A block of data:
"""
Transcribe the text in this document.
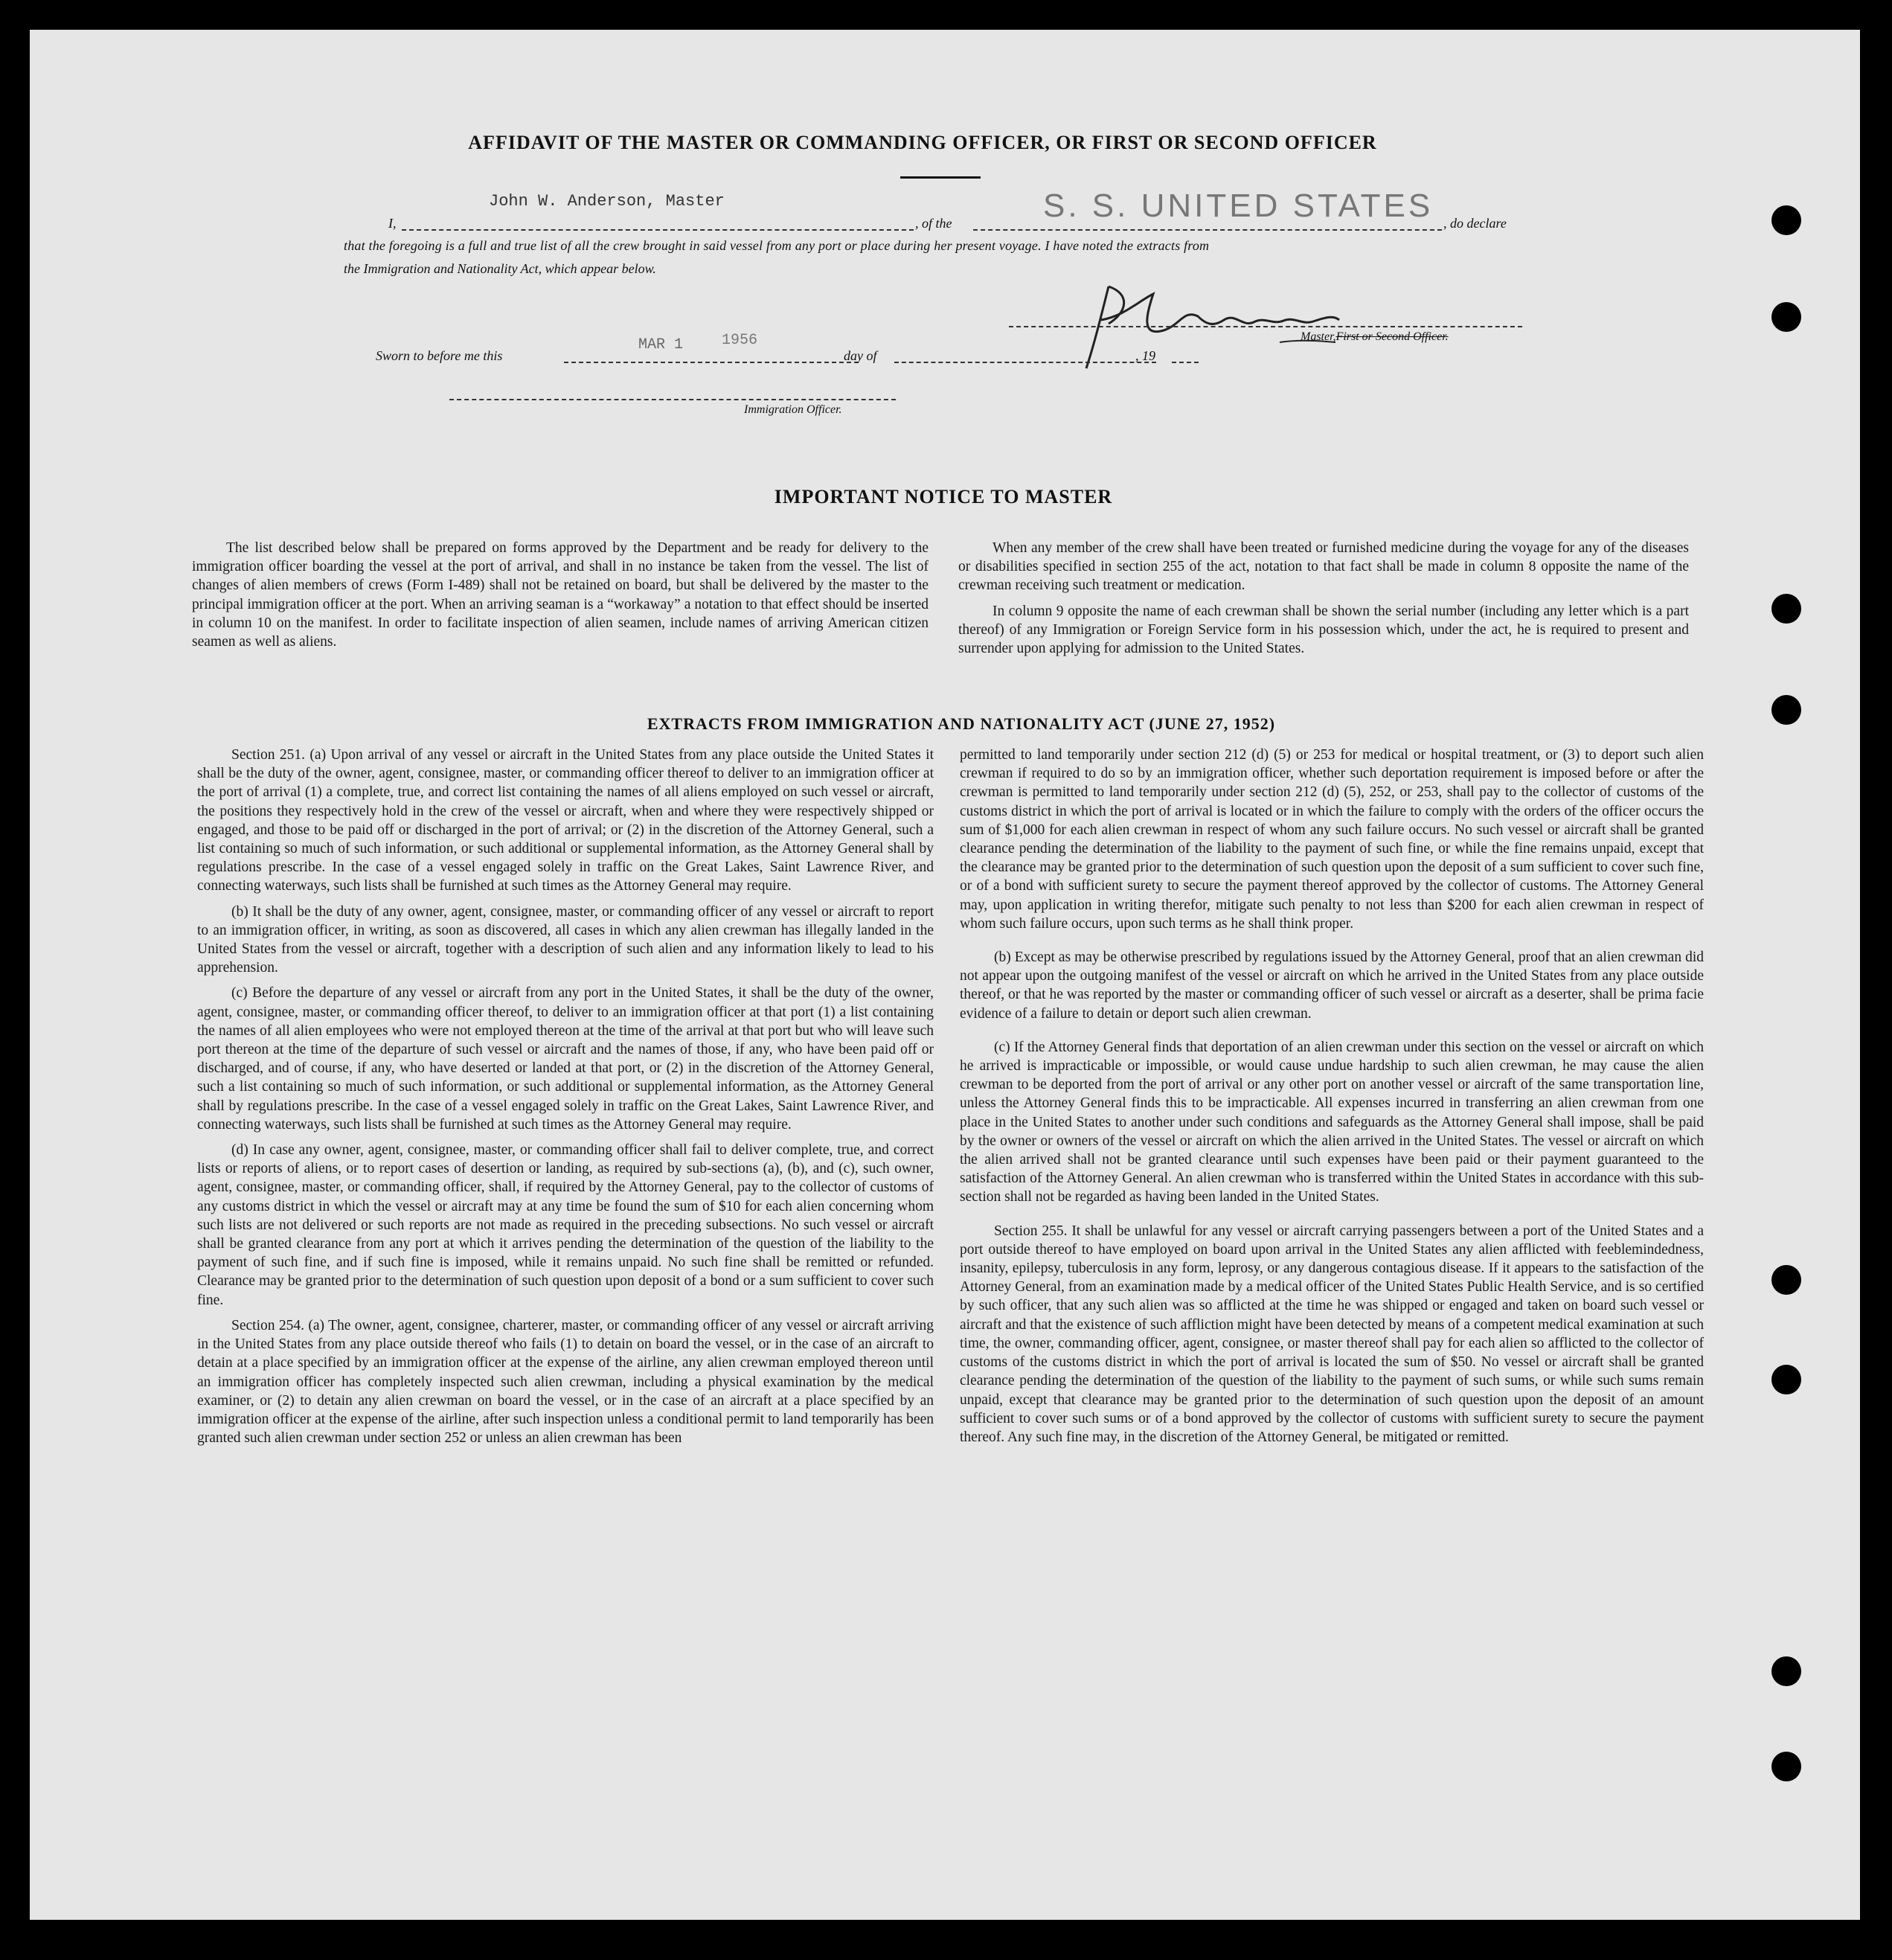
AFFIDAVIT OF THE MASTER OR COMMANDING OFFICER, OR FIRST OR SECOND OFFICER
I,
John W. Anderson, Master
, of the	S. S. UNITED STATES , do declare
that the foregoing is a full and true list of all the crew brought in said vessel from any port or place during her present voyage. I have noted the extracts from
the Immigration and Nationality Act, which appear below.
Master,First or Second Officer.
Sworn to before me this
MAR 1	1956
day of	, 19
Immigration Officer.
IMPORTANT NOTICE TO MASTER

The list described below shall be prepared on forms approved by the Department and be ready for delivery to the immigration officer boarding the vessel at the port of arrival, and shall in no instance be taken from the vessel. The list of changes of alien members of crews (Form I-489) shall not be retained on board, but shall be delivered by the master to the principal immigration officer at the port. When an arriving seaman is a “workaway” a notation to that effect should be inserted in column 10 on the manifest. In order to facilitate inspection of alien seamen, include names of arriving American citizen seamen as well as aliens.

When any member of the crew shall have been treated or furnished medicine during the voyage for any of the diseases or disabilities specified in section 255 of the act, notation to that fact shall be made in column 8 opposite the name of the crewman receiving such treatment or medication.

In column 9 opposite the name of each crewman shall be shown the serial number (including any letter which is a part thereof) of any Immigration or Foreign Service form in his possession which, under the act, he is required to present and surrender upon applying for admission to the United States.

EXTRACTS FROM IMMIGRATION AND NATIONALITY ACT (JUNE 27, 1952)

Section 251. (a) Upon arrival of any vessel or aircraft in the United States from any place outside the United States it shall be the duty of the owner, agent, consignee, master, or commanding officer thereof to deliver to an immigration officer at the port of arrival (1) a complete, true, and correct list containing the names of all aliens employed on such vessel or aircraft, the positions they respectively hold in the crew of the vessel or aircraft, when and where they were respectively shipped or engaged, and those to be paid off or discharged in the port of arrival; or (2) in the discretion of the Attorney General, such a list containing so much of such information, or such additional or supplemental information, as the Attorney General shall by regulations prescribe. In the case of a vessel engaged solely in traffic on the Great Lakes, Saint Lawrence River, and connecting waterways, such lists shall be furnished at such times as the Attorney General may require.

(b) It shall be the duty of any owner, agent, consignee, master, or commanding officer of any vessel or aircraft to report to an immigration officer, in writing, as soon as discovered, all cases in which any alien crewman has illegally landed in the United States from the vessel or aircraft, together with a description of such alien and any information likely to lead to his apprehension.

(c) Before the departure of any vessel or aircraft from any port in the United States, it shall be the duty of the owner, agent, consignee, master, or commanding officer thereof, to deliver to an immigration officer at that port (1) a list containing the names of all alien employees who were not employed thereon at the time of the arrival at that port but who will leave such port thereon at the time of the departure of such vessel or aircraft and the names of those, if any, who have been paid off or discharged, and of course, if any, who have deserted or landed at that port, or (2) in the discretion of the Attorney General, such a list containing so much of such information, or such additional or supplemental information, as the Attorney General shall by regulations prescribe. In the case of a vessel engaged solely in traffic on the Great Lakes, Saint Lawrence River, and connecting waterways, such lists shall be furnished at such times as the Attorney General may require.

(d) In case any owner, agent, consignee, master, or commanding officer shall fail to deliver complete, true, and correct lists or reports of aliens, or to report cases of desertion or landing, as required by sub-sections (a), (b), and (c), such owner, agent, consignee, master, or commanding officer, shall, if required by the Attorney General, pay to the collector of customs of any customs district in which the vessel or aircraft may at any time be found the sum of $10 for each alien concerning whom such lists are not delivered or such reports are not made as required in the preceding subsections. No such vessel or aircraft shall be granted clearance from any port at which it arrives pending the determination of the question of the liability to the payment of such fine, and if such fine is imposed, while it remains unpaid. No such fine shall be remitted or refunded. Clearance may be granted prior to the determination of such question upon deposit of a bond or a sum sufficient to cover such fine.

Section 254. (a) The owner, agent, consignee, charterer, master, or commanding officer of any vessel or aircraft arriving in the United States from any place outside thereof who fails (1) to detain on board the vessel, or in the case of an aircraft to detain at a place specified by an immigration officer at the expense of the airline, any alien crewman employed thereon until an immigration officer has completely inspected such alien crewman, including a physical examination by the medical examiner, or (2) to detain any alien crewman on board the vessel, or in the case of an aircraft at a place specified by an immigration officer at the expense of the airline, after such inspection unless a conditional permit to land temporarily has been granted such alien crewman under section 252 or unless an alien crewman has been

permitted to land temporarily under section 212 (d) (5) or 253 for medical or hospital treatment, or (3) to deport such alien crewman if required to do so by an immigration officer, whether such deportation requirement is imposed before or after the crewman is permitted to land temporarily under section 212 (d) (5), 252, or 253, shall pay to the collector of customs of the customs district in which the port of arrival is located or in which the failure to comply with the orders of the officer occurs the sum of $1,000 for each alien crewman in respect of whom any such failure occurs. No such vessel or aircraft shall be granted clearance pending the determination of the liability to the payment of such fine, or while the fine remains unpaid, except that the clearance may be granted prior to the determination of such question upon the deposit of a sum sufficient to cover such fine, or of a bond with sufficient surety to secure the payment thereof approved by the collector of customs. The Attorney General may, upon application in writing therefor, mitigate such penalty to not less than $200 for each alien crewman in respect of whom such failure occurs, upon such terms as he shall think proper.

(b) Except as may be otherwise prescribed by regulations issued by the Attorney General, proof that an alien crewman did not appear upon the outgoing manifest of the vessel or aircraft on which he arrived in the United States from any place outside thereof, or that he was reported by the master or commanding officer of such vessel or aircraft as a deserter, shall be prima facie evidence of a failure to detain or deport such alien crewman.

(c) If the Attorney General finds that deportation of an alien crewman under this section on the vessel or aircraft on which he arrived is impracticable or impossible, or would cause undue hardship to such alien crewman, he may cause the alien crewman to be deported from the port of arrival or any other port on another vessel or aircraft of the same transportation line, unless the Attorney General finds this to be impracticable. All expenses incurred in transferring an alien crewman from one place in the United States to another under such conditions and safeguards as the Attorney General shall impose, shall be paid by the owner or owners of the vessel or aircraft on which the alien arrived in the United States. The vessel or aircraft on which the alien arrived shall not be granted clearance until such expenses have been paid or their payment guaranteed to the satisfaction of the Attorney General. An alien crewman who is transferred within the United States in accordance with this sub-section shall not be regarded as having been landed in the United States.

Section 255. It shall be unlawful for any vessel or aircraft carrying passengers between a port of the United States and a port outside thereof to have employed on board upon arrival in the United States any alien afflicted with feeblemindedness, insanity, epilepsy, tuberculosis in any form, leprosy, or any dangerous contagious disease. If it appears to the satisfaction of the Attorney General, from an examination made by a medical officer of the United States Public Health Service, and is so certified by such officer, that any such alien was so afflicted at the time he was shipped or engaged and taken on board such vessel or aircraft and that the existence of such affliction might have been detected by means of a competent medical examination at such time, the owner, commanding officer, agent, consignee, or master thereof shall pay for each alien so afflicted to the collector of customs of the customs district in which the port of arrival is located the sum of $50. No vessel or aircraft shall be granted clearance pending the determination of the question of the liability to the payment of such sums, or while such sums remain unpaid, except that clearance may be granted prior to the determination of such question upon the deposit of an amount sufficient to cover such sums or of a bond approved by the collector of customs with sufficient surety to secure the payment thereof. Any such fine may, in the discretion of the Attorney General, be mitigated or remitted.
"""
WRITTEN REQUEST: The listing above needs to be output again exactly. Don't include the pictures.

RIGHT ANSWER:
Transcribe the text in this document.
AFFIDAVIT OF THE MASTER OR COMMANDING OFFICER, OR FIRST OR SECOND OFFICER
I,
John W. Anderson, Master
, of the	S. S. UNITED STATES , do declare
that the foregoing is a full and true list of all the crew brought in said vessel from any port or place during her present voyage. I have noted the extracts from
the Immigration and Nationality Act, which appear below.
Master,First or Second Officer.
Sworn to before me this
MAR 1	1956
day of	, 19
Immigration Officer.
IMPORTANT NOTICE TO MASTER

The list described below shall be prepared on forms approved by the Department and be ready for delivery to the immigration officer boarding the vessel at the port of arrival, and shall in no instance be taken from the vessel. The list of changes of alien members of crews (Form I-489) shall not be retained on board, but shall be delivered by the master to the principal immigration officer at the port. When an arriving seaman is a “workaway” a notation to that effect should be inserted in column 10 on the manifest. In order to facilitate inspection of alien seamen, include names of arriving American citizen seamen as well as aliens.

When any member of the crew shall have been treated or furnished medicine during the voyage for any of the diseases or disabilities specified in section 255 of the act, notation to that fact shall be made in column 8 opposite the name of the crewman receiving such treatment or medication.

In column 9 opposite the name of each crewman shall be shown the serial number (including any letter which is a part thereof) of any Immigration or Foreign Service form in his possession which, under the act, he is required to present and surrender upon applying for admission to the United States.

EXTRACTS FROM IMMIGRATION AND NATIONALITY ACT (JUNE 27, 1952)

Section 251. (a) Upon arrival of any vessel or aircraft in the United States from any place outside the United States it shall be the duty of the owner, agent, consignee, master, or commanding officer thereof to deliver to an immigration officer at the port of arrival (1) a complete, true, and correct list containing the names of all aliens employed on such vessel or aircraft, the positions they respectively hold in the crew of the vessel or aircraft, when and where they were respectively shipped or engaged, and those to be paid off or discharged in the port of arrival; or (2) in the discretion of the Attorney General, such a list containing so much of such information, or such additional or supplemental information, as the Attorney General shall by regulations prescribe. In the case of a vessel engaged solely in traffic on the Great Lakes, Saint Lawrence River, and connecting waterways, such lists shall be furnished at such times as the Attorney General may require.

(b) It shall be the duty of any owner, agent, consignee, master, or commanding officer of any vessel or aircraft to report to an immigration officer, in writing, as soon as discovered, all cases in which any alien crewman has illegally landed in the United States from the vessel or aircraft, together with a description of such alien and any information likely to lead to his apprehension.

(c) Before the departure of any vessel or aircraft from any port in the United States, it shall be the duty of the owner, agent, consignee, master, or commanding officer thereof, to deliver to an immigration officer at that port (1) a list containing the names of all alien employees who were not employed thereon at the time of the arrival at that port but who will leave such port thereon at the time of the departure of such vessel or aircraft and the names of those, if any, who have been paid off or discharged, and of course, if any, who have deserted or landed at that port, or (2) in the discretion of the Attorney General, such a list containing so much of such information, or such additional or supplemental information, as the Attorney General shall by regulations prescribe. In the case of a vessel engaged solely in traffic on the Great Lakes, Saint Lawrence River, and connecting waterways, such lists shall be furnished at such times as the Attorney General may require.

(d) In case any owner, agent, consignee, master, or commanding officer shall fail to deliver complete, true, and correct lists or reports of aliens, or to report cases of desertion or landing, as required by sub-sections (a), (b), and (c), such owner, agent, consignee, master, or commanding officer, shall, if required by the Attorney General, pay to the collector of customs of any customs district in which the vessel or aircraft may at any time be found the sum of $10 for each alien concerning whom such lists are not delivered or such reports are not made as required in the preceding subsections. No such vessel or aircraft shall be granted clearance from any port at which it arrives pending the determination of the question of the liability to the payment of such fine, and if such fine is imposed, while it remains unpaid. No such fine shall be remitted or refunded. Clearance may be granted prior to the determination of such question upon deposit of a bond or a sum sufficient to cover such fine.

Section 254. (a) The owner, agent, consignee, charterer, master, or commanding officer of any vessel or aircraft arriving in the United States from any place outside thereof who fails (1) to detain on board the vessel, or in the case of an aircraft to detain at a place specified by an immigration officer at the expense of the airline, any alien crewman employed thereon until an immigration officer has completely inspected such alien crewman, including a physical examination by the medical examiner, or (2) to detain any alien crewman on board the vessel, or in the case of an aircraft at a place specified by an immigration officer at the expense of the airline, after such inspection unless a conditional permit to land temporarily has been granted such alien crewman under section 252 or unless an alien crewman has been

permitted to land temporarily under section 212 (d) (5) or 253 for medical or hospital treatment, or (3) to deport such alien crewman if required to do so by an immigration officer, whether such deportation requirement is imposed before or after the crewman is permitted to land temporarily under section 212 (d) (5), 252, or 253, shall pay to the collector of customs of the customs district in which the port of arrival is located or in which the failure to comply with the orders of the officer occurs the sum of $1,000 for each alien crewman in respect of whom any such failure occurs. No such vessel or aircraft shall be granted clearance pending the determination of the liability to the payment of such fine, or while the fine remains unpaid, except that the clearance may be granted prior to the determination of such question upon the deposit of a sum sufficient to cover such fine, or of a bond with sufficient surety to secure the payment thereof approved by the collector of customs. The Attorney General may, upon application in writing therefor, mitigate such penalty to not less than $200 for each alien crewman in respect of whom such failure occurs, upon such terms as he shall think proper.

(b) Except as may be otherwise prescribed by regulations issued by the Attorney General, proof that an alien crewman did not appear upon the outgoing manifest of the vessel or aircraft on which he arrived in the United States from any place outside thereof, or that he was reported by the master or commanding officer of such vessel or aircraft as a deserter, shall be prima facie evidence of a failure to detain or deport such alien crewman.

(c) If the Attorney General finds that deportation of an alien crewman under this section on the vessel or aircraft on which he arrived is impracticable or impossible, or would cause undue hardship to such alien crewman, he may cause the alien crewman to be deported from the port of arrival or any other port on another vessel or aircraft of the same transportation line, unless the Attorney General finds this to be impracticable. All expenses incurred in transferring an alien crewman from one place in the United States to another under such conditions and safeguards as the Attorney General shall impose, shall be paid by the owner or owners of the vessel or aircraft on which the alien arrived in the United States. The vessel or aircraft on which the alien arrived shall not be granted clearance until such expenses have been paid or their payment guaranteed to the satisfaction of the Attorney General. An alien crewman who is transferred within the United States in accordance with this sub-section shall not be regarded as having been landed in the United States.

Section 255. It shall be unlawful for any vessel or aircraft carrying passengers between a port of the United States and a port outside thereof to have employed on board upon arrival in the United States any alien afflicted with feeblemindedness, insanity, epilepsy, tuberculosis in any form, leprosy, or any dangerous contagious disease. If it appears to the satisfaction of the Attorney General, from an examination made by a medical officer of the United States Public Health Service, and is so certified by such officer, that any such alien was so afflicted at the time he was shipped or engaged and taken on board such vessel or aircraft and that the existence of such affliction might have been detected by means of a competent medical examination at such time, the owner, commanding officer, agent, consignee, or master thereof shall pay for each alien so afflicted to the collector of customs of the customs district in which the port of arrival is located the sum of $50. No vessel or aircraft shall be granted clearance pending the determination of the question of the liability to the payment of such sums, or while such sums remain unpaid, except that clearance may be granted prior to the determination of such question upon the deposit of an amount sufficient to cover such sums or of a bond approved by the collector of customs with sufficient surety to secure the payment thereof. Any such fine may, in the discretion of the Attorney General, be mitigated or remitted.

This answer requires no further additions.